# WHAT THIS TASK INVOLVES:
Report the number of lines that hold the string "right". Leave out any other text.

# MATERIAL SUPPLIED:
════════════════════
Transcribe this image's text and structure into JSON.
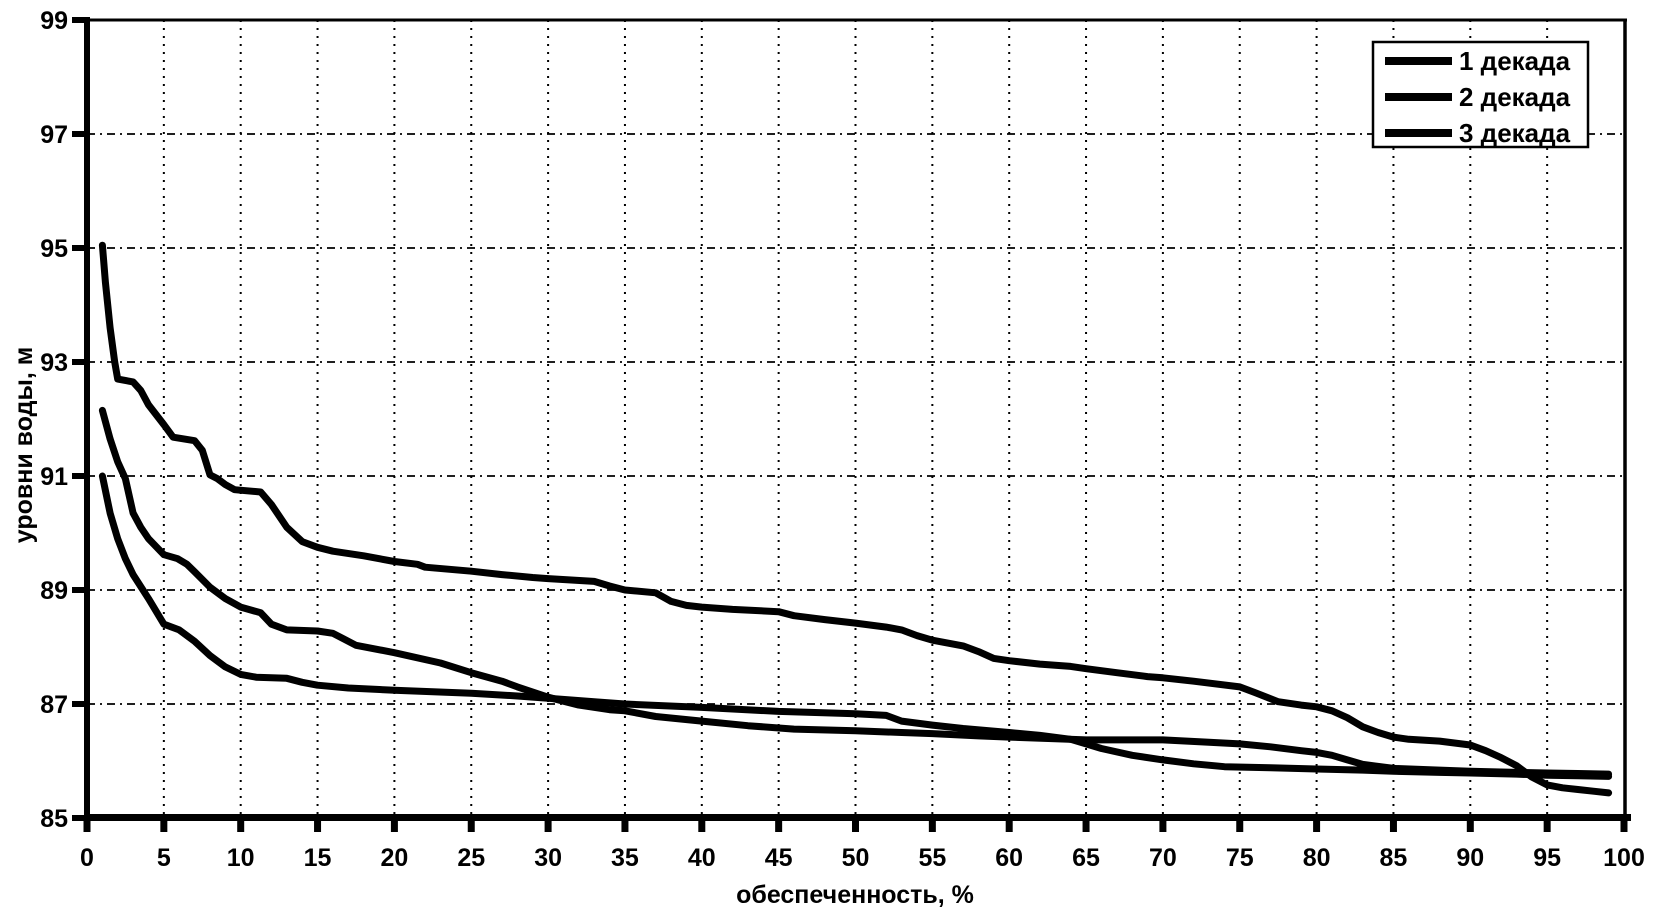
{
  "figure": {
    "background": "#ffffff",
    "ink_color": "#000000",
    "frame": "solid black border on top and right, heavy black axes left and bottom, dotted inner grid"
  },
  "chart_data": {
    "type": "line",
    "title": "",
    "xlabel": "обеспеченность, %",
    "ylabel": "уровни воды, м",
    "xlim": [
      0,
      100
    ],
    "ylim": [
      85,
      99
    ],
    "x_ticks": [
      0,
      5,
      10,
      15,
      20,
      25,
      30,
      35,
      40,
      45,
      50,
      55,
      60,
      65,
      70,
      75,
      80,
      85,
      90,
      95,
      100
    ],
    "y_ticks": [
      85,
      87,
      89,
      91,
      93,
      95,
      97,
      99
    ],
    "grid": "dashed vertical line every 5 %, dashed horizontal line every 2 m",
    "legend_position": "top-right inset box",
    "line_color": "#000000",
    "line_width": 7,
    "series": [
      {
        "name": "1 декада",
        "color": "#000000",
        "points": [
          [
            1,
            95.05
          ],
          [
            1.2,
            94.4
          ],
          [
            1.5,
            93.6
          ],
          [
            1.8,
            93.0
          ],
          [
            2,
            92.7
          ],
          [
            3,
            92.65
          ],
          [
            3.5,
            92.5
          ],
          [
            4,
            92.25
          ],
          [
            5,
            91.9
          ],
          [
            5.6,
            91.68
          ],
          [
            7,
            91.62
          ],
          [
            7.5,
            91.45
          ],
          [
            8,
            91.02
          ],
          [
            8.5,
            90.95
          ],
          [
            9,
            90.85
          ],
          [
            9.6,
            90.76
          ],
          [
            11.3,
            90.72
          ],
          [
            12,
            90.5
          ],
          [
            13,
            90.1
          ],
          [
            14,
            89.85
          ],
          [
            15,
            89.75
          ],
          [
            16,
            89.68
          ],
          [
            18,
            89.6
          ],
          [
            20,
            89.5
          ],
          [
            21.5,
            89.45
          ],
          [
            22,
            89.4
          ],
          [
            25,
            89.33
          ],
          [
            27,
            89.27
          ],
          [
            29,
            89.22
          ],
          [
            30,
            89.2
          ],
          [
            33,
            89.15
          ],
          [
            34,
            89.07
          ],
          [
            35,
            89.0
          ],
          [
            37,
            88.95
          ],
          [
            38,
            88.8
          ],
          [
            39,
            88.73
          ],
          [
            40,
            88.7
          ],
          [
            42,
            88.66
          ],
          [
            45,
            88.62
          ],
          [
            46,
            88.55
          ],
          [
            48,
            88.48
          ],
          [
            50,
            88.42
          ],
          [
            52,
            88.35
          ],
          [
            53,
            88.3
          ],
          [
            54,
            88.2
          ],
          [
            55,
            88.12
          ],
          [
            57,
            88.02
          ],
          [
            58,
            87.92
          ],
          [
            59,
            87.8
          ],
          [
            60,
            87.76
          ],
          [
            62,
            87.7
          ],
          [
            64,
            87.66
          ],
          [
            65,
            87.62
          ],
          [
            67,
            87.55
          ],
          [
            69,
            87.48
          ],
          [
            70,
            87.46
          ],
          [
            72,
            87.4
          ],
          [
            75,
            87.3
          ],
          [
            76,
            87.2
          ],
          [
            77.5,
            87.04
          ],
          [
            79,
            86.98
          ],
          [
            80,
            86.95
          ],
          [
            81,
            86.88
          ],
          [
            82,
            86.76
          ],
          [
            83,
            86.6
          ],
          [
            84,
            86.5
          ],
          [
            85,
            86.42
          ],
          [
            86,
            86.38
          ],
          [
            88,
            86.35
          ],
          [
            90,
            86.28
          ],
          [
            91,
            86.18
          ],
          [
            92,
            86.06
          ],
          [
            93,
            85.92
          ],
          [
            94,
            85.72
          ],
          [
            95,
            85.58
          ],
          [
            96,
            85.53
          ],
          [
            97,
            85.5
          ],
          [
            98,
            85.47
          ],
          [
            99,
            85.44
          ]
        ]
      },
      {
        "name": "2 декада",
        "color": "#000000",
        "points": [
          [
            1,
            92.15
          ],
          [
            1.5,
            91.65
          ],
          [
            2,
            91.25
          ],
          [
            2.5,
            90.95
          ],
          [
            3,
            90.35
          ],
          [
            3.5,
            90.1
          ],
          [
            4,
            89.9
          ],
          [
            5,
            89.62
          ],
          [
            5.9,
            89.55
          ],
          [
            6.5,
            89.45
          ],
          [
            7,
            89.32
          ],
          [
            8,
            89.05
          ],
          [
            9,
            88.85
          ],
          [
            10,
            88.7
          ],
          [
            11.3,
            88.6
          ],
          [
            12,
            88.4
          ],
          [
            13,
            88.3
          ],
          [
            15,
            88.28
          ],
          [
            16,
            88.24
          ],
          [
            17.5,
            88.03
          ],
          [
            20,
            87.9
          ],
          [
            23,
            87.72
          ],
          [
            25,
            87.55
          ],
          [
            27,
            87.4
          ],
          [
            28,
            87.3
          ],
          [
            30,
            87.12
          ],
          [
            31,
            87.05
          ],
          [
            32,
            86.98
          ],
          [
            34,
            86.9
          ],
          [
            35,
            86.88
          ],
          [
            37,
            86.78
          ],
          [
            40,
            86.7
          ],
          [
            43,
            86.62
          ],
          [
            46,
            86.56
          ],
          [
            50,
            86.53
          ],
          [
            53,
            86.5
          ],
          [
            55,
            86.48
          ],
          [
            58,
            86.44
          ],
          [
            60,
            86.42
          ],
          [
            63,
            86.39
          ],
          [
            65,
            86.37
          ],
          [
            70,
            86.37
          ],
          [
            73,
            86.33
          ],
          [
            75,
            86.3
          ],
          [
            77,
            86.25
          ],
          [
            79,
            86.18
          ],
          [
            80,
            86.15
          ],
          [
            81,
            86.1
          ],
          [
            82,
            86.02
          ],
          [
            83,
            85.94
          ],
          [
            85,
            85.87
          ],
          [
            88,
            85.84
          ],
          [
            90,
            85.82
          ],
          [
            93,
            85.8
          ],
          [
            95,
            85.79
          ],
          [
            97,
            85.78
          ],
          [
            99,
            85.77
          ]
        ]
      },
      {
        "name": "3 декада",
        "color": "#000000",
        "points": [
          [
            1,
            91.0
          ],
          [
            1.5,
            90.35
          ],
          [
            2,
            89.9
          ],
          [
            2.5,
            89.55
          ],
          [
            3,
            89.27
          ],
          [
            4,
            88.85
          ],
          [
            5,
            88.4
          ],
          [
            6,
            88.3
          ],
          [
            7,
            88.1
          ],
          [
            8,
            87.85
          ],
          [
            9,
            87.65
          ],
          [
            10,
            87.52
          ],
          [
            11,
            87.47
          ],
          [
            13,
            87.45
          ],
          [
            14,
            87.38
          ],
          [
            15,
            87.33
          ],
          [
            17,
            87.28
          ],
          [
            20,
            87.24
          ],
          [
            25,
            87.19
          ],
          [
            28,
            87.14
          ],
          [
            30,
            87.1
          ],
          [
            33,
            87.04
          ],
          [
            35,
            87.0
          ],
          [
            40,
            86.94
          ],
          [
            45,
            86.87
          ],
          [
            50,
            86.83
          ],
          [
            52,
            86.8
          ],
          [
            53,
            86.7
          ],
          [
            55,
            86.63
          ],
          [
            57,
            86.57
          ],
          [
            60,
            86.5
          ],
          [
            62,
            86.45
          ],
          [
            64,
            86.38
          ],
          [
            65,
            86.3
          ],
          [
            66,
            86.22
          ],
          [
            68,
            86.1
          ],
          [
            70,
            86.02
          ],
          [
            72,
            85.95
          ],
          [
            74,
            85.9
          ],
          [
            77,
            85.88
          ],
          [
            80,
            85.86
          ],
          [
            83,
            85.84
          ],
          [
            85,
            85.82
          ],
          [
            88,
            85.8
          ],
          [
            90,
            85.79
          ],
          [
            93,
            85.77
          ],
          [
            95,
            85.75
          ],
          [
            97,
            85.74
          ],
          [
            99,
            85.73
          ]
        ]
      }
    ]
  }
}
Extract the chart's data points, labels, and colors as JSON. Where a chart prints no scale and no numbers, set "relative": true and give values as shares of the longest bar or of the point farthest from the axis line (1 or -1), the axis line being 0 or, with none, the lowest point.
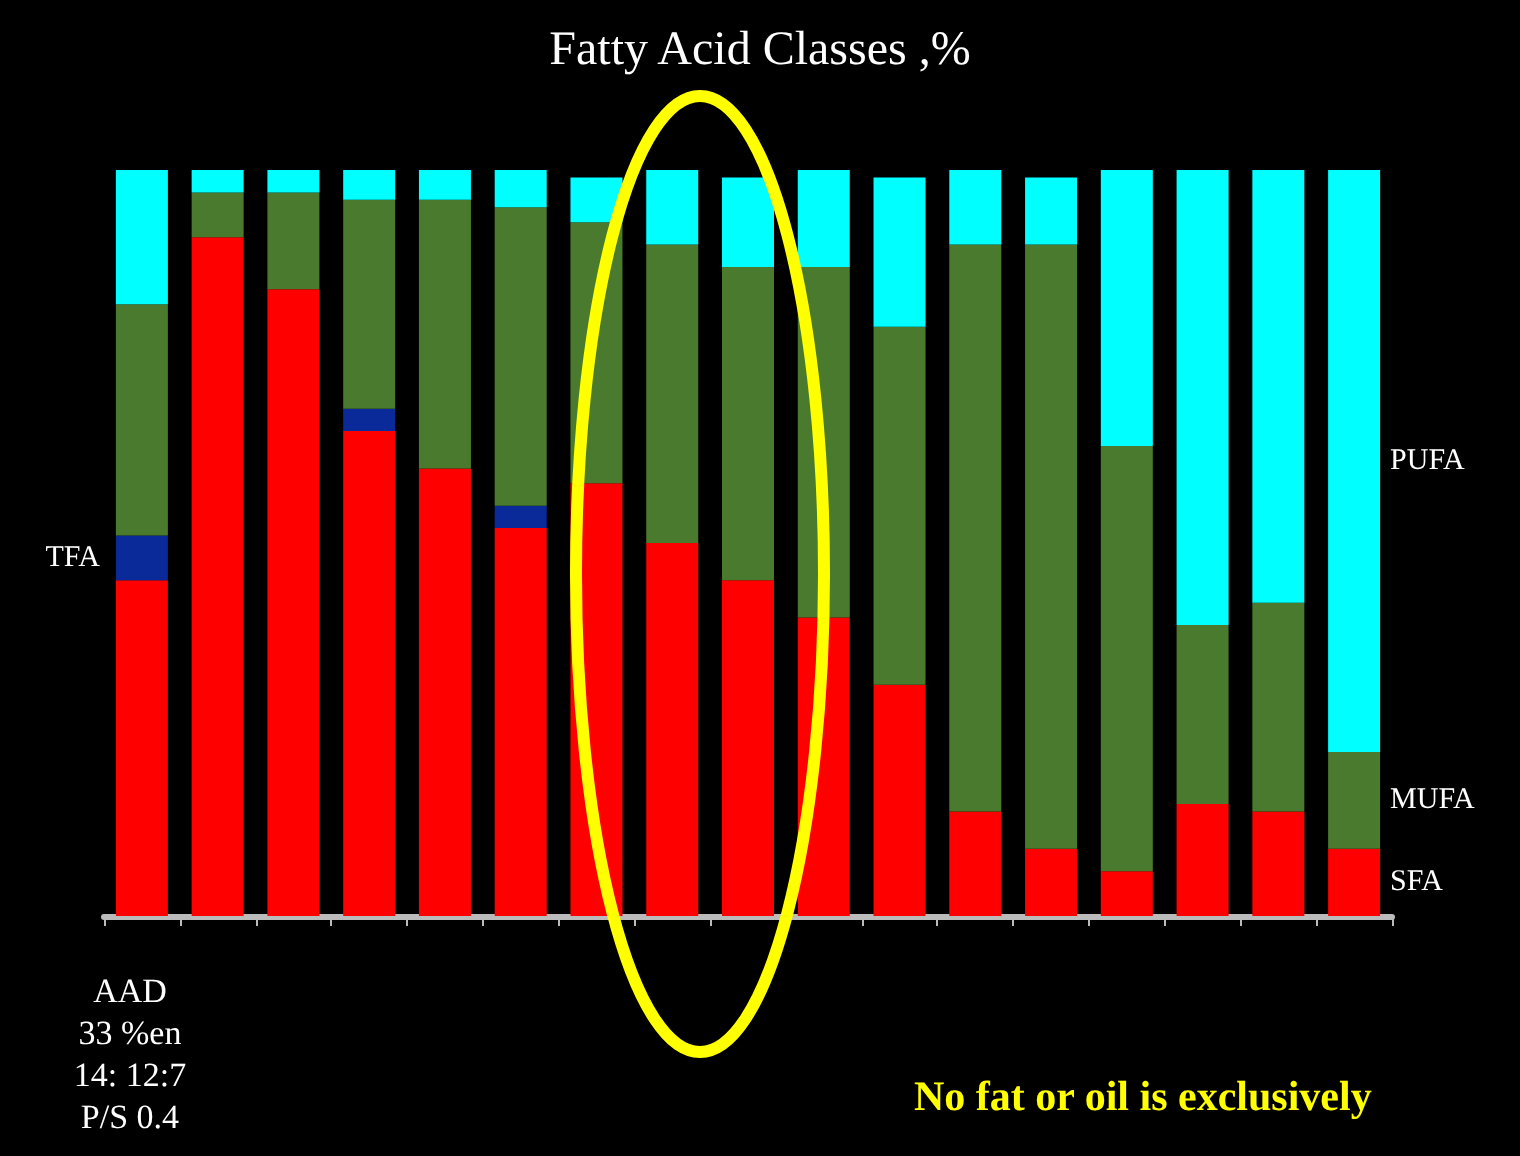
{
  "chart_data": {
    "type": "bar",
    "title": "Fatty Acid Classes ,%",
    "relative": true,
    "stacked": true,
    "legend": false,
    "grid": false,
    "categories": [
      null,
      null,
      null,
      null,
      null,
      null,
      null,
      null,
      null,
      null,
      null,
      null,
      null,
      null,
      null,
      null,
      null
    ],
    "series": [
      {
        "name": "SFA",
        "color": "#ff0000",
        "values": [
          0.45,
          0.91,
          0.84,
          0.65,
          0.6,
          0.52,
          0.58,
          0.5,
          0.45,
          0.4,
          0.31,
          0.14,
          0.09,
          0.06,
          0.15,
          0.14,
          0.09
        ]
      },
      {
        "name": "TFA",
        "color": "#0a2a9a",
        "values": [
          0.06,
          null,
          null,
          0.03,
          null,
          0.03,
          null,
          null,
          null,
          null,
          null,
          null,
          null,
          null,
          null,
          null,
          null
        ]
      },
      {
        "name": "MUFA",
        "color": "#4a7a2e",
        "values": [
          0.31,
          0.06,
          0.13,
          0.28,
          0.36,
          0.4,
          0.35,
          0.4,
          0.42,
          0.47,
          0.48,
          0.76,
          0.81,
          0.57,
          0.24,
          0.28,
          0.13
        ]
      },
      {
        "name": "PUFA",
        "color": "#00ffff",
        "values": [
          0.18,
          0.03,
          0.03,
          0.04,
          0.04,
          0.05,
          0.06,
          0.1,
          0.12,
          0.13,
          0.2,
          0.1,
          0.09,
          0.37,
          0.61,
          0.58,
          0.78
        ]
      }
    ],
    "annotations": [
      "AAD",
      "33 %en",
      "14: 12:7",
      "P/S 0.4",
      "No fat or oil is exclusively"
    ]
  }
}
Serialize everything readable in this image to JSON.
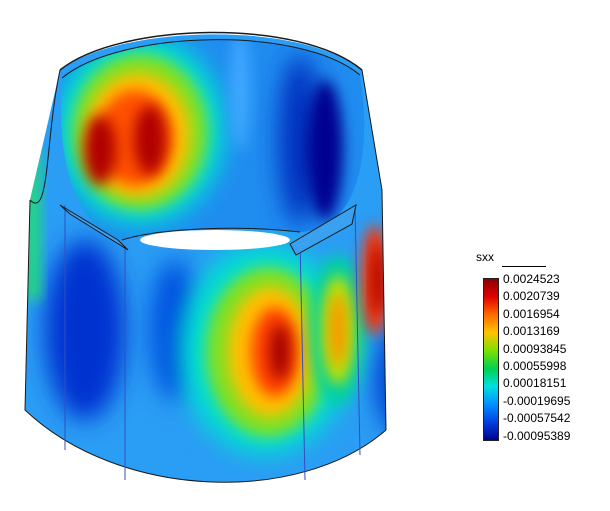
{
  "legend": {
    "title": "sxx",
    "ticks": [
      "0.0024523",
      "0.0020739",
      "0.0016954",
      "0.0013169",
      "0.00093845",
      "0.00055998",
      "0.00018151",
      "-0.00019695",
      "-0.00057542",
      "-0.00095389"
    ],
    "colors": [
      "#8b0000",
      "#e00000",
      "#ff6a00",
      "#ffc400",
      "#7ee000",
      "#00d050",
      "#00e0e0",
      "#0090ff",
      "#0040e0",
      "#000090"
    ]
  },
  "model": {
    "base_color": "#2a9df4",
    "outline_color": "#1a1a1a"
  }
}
════════════════════
# FINISHED TASK:
2